[Stored data]

— begin —

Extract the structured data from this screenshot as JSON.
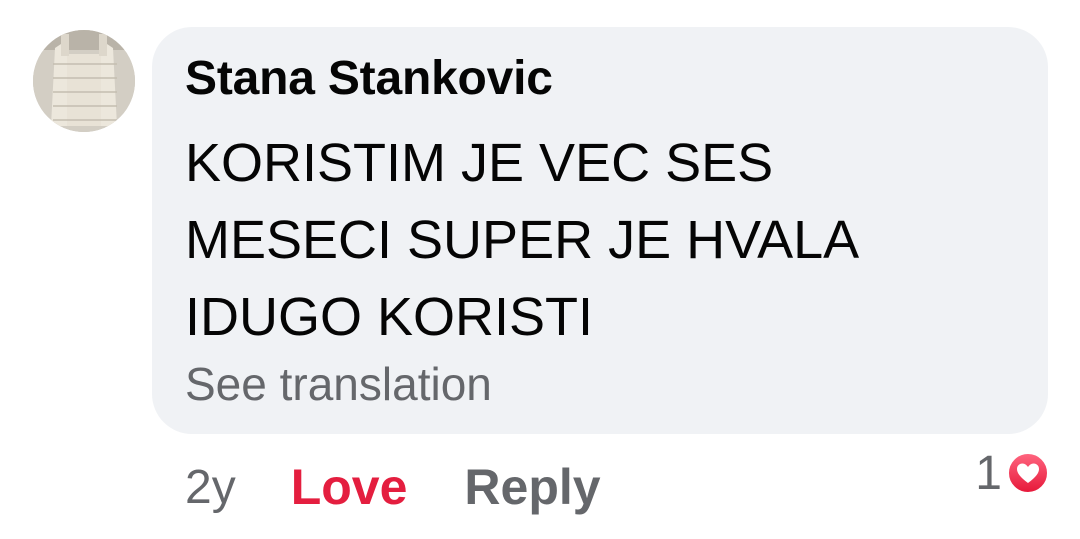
{
  "comment": {
    "author": "Stana Stankovic",
    "text_lines": [
      "KORISTIM JE VEC SES",
      "MESECI SUPER JE HVALA",
      "IDUGO KORISTI"
    ],
    "see_translation": "See translation"
  },
  "actions": {
    "time": "2y",
    "love": "Love",
    "reply": "Reply"
  },
  "reactions": {
    "count": "1",
    "icon": "love-reaction-icon"
  },
  "colors": {
    "bubble": "#f0f2f5",
    "love_red": "#e41e3f",
    "muted": "#65676b",
    "text": "#050505"
  }
}
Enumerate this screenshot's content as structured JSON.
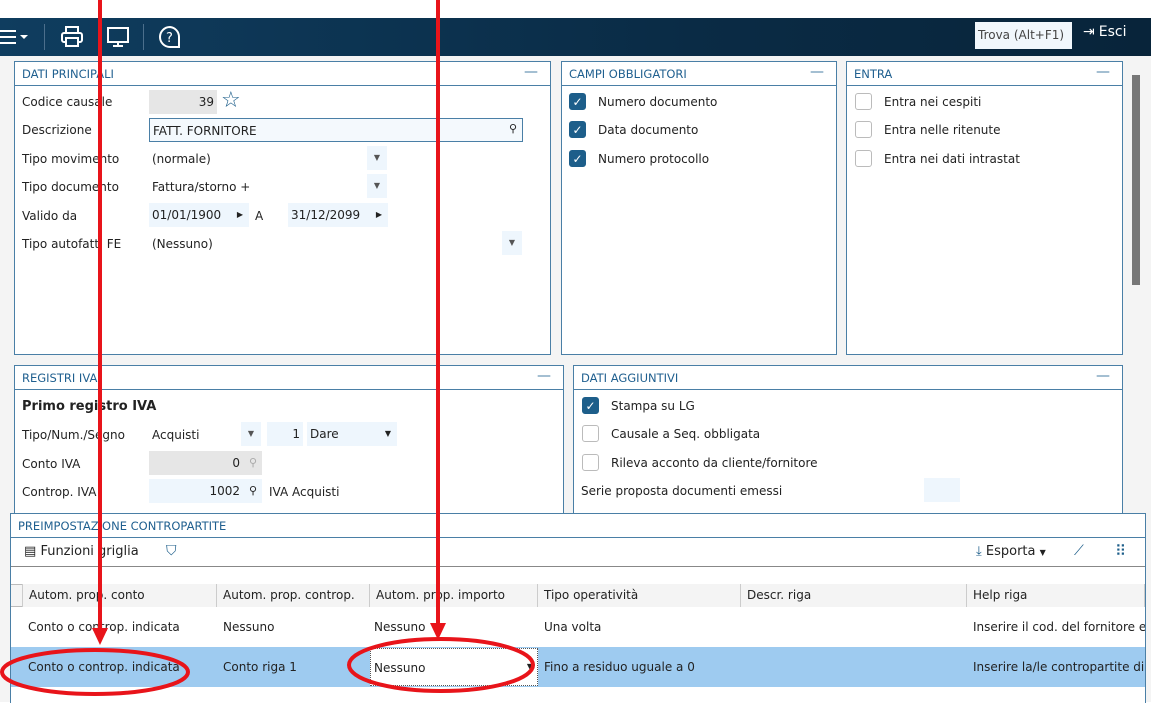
{
  "toolbar": {
    "find_placeholder": "Trova (Alt+F1)",
    "exit_label": "Esci"
  },
  "dati_principali": {
    "title": "DATI PRINCIPALI",
    "codice_label": "Codice causale",
    "codice_value": "39",
    "descrizione_label": "Descrizione",
    "descrizione_value": "FATT. FORNITORE",
    "tipo_mov_label": "Tipo movimento",
    "tipo_mov_value": "(normale)",
    "tipo_doc_label": "Tipo documento",
    "tipo_doc_value": "Fattura/storno +",
    "valido_label": "Valido da",
    "valido_da": "01/01/1900",
    "a_label": "A",
    "valido_a": "31/12/2099",
    "autofatt_label": "Tipo autofatt. FE",
    "autofatt_value": "(Nessuno)"
  },
  "campi_obbligatori": {
    "title": "CAMPI OBBLIGATORI",
    "items": [
      {
        "label": "Numero documento",
        "checked": true
      },
      {
        "label": "Data documento",
        "checked": true
      },
      {
        "label": "Numero protocollo",
        "checked": true
      }
    ]
  },
  "entra": {
    "title": "ENTRA",
    "items": [
      {
        "label": "Entra nei cespiti",
        "checked": false
      },
      {
        "label": "Entra nelle ritenute",
        "checked": false
      },
      {
        "label": "Entra nei dati intrastat",
        "checked": false
      }
    ]
  },
  "registri_iva": {
    "title": "REGISTRI IVA",
    "subtitle": "Primo registro IVA",
    "tipo_label": "Tipo/Num./Segno",
    "tipo_value": "Acquisti",
    "num_value": "1",
    "segno_value": "Dare",
    "conto_label": "Conto IVA",
    "conto_value": "0",
    "controp_label": "Controp. IVA",
    "controp_value": "1002",
    "controp_desc": "IVA Acquisti"
  },
  "dati_aggiuntivi": {
    "title": "DATI AGGIUNTIVI",
    "items": [
      {
        "label": "Stampa  su LG",
        "checked": true
      },
      {
        "label": "Causale a Seq. obbligata",
        "checked": false
      },
      {
        "label": "Rileva acconto da cliente/fornitore",
        "checked": false
      }
    ],
    "serie_label": "Serie proposta documenti emessi"
  },
  "preimpostazione": {
    "title": "PREIMPOSTAZIONE CONTROPARTITE",
    "funzioni_label": "Funzioni griglia",
    "esporta_label": "Esporta",
    "columns": [
      "Autom. prop. conto",
      "Autom. prop. controp.",
      "Autom. prop. importo",
      "Tipo operatività",
      "Descr. riga",
      "Help riga"
    ],
    "rows": [
      [
        "Conto o controp. indicata",
        "Nessuno",
        "Nessuno",
        "Una volta",
        "",
        "Inserire il cod. del fornitore ed"
      ],
      [
        "Conto o controp. indicata",
        "Conto riga 1",
        "Nessuno",
        "Fino a residuo uguale a 0",
        "",
        "Inserire la/le contropartite di co"
      ]
    ]
  },
  "colors": {
    "header": "#0f3d5f",
    "accent": "#1d5e8a",
    "selected_row": "#9ecbf0",
    "annotation": "#e8141a"
  }
}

— end —

• THE PROBLEM: Each record above is to be restated exactly, with its pictures removed from the copy.

• TASK OUTPUT:
Extract the structured data from this screenshot as JSON.
{
  "comment": {
    "author": "Stana Stankovic",
    "text_lines": [
      "KORISTIM JE VEC SES",
      "MESECI SUPER JE HVALA",
      "IDUGO KORISTI"
    ],
    "see_translation": "See translation"
  },
  "actions": {
    "time": "2y",
    "love": "Love",
    "reply": "Reply"
  },
  "reactions": {
    "count": "1",
    "icon": "love-reaction-icon"
  },
  "colors": {
    "bubble": "#f0f2f5",
    "love_red": "#e41e3f",
    "muted": "#65676b",
    "text": "#050505"
  }
}
Enumerate this screenshot's content as structured JSON.
{
  "toolbar": {
    "find_placeholder": "Trova (Alt+F1)",
    "exit_label": "Esci"
  },
  "dati_principali": {
    "title": "DATI PRINCIPALI",
    "codice_label": "Codice causale",
    "codice_value": "39",
    "descrizione_label": "Descrizione",
    "descrizione_value": "FATT. FORNITORE",
    "tipo_mov_label": "Tipo movimento",
    "tipo_mov_value": "(normale)",
    "tipo_doc_label": "Tipo documento",
    "tipo_doc_value": "Fattura/storno +",
    "valido_label": "Valido da",
    "valido_da": "01/01/1900",
    "a_label": "A",
    "valido_a": "31/12/2099",
    "autofatt_label": "Tipo autofatt. FE",
    "autofatt_value": "(Nessuno)"
  },
  "campi_obbligatori": {
    "title": "CAMPI OBBLIGATORI",
    "items": [
      {
        "label": "Numero documento",
        "checked": true
      },
      {
        "label": "Data documento",
        "checked": true
      },
      {
        "label": "Numero protocollo",
        "checked": true
      }
    ]
  },
  "entra": {
    "title": "ENTRA",
    "items": [
      {
        "label": "Entra nei cespiti",
        "checked": false
      },
      {
        "label": "Entra nelle ritenute",
        "checked": false
      },
      {
        "label": "Entra nei dati intrastat",
        "checked": false
      }
    ]
  },
  "registri_iva": {
    "title": "REGISTRI IVA",
    "subtitle": "Primo registro IVA",
    "tipo_label": "Tipo/Num./Segno",
    "tipo_value": "Acquisti",
    "num_value": "1",
    "segno_value": "Dare",
    "conto_label": "Conto IVA",
    "conto_value": "0",
    "controp_label": "Controp. IVA",
    "controp_value": "1002",
    "controp_desc": "IVA Acquisti"
  },
  "dati_aggiuntivi": {
    "title": "DATI AGGIUNTIVI",
    "items": [
      {
        "label": "Stampa  su LG",
        "checked": true
      },
      {
        "label": "Causale a Seq. obbligata",
        "checked": false
      },
      {
        "label": "Rileva acconto da cliente/fornitore",
        "checked": false
      }
    ],
    "serie_label": "Serie proposta documenti emessi"
  },
  "preimpostazione": {
    "title": "PREIMPOSTAZIONE CONTROPARTITE",
    "funzioni_label": "Funzioni griglia",
    "esporta_label": "Esporta",
    "columns": [
      "Autom. prop. conto",
      "Autom. prop. controp.",
      "Autom. prop. importo",
      "Tipo operatività",
      "Descr. riga",
      "Help riga"
    ],
    "rows": [
      [
        "Conto o controp. indicata",
        "Nessuno",
        "Nessuno",
        "Una volta",
        "",
        "Inserire il cod. del fornitore ed"
      ],
      [
        "Conto o controp. indicata",
        "Conto riga 1",
        "Nessuno",
        "Fino a residuo uguale a 0",
        "",
        "Inserire la/le contropartite di co"
      ]
    ]
  },
  "colors": {
    "header": "#0f3d5f",
    "accent": "#1d5e8a",
    "selected_row": "#9ecbf0",
    "annotation": "#e8141a"
  }
}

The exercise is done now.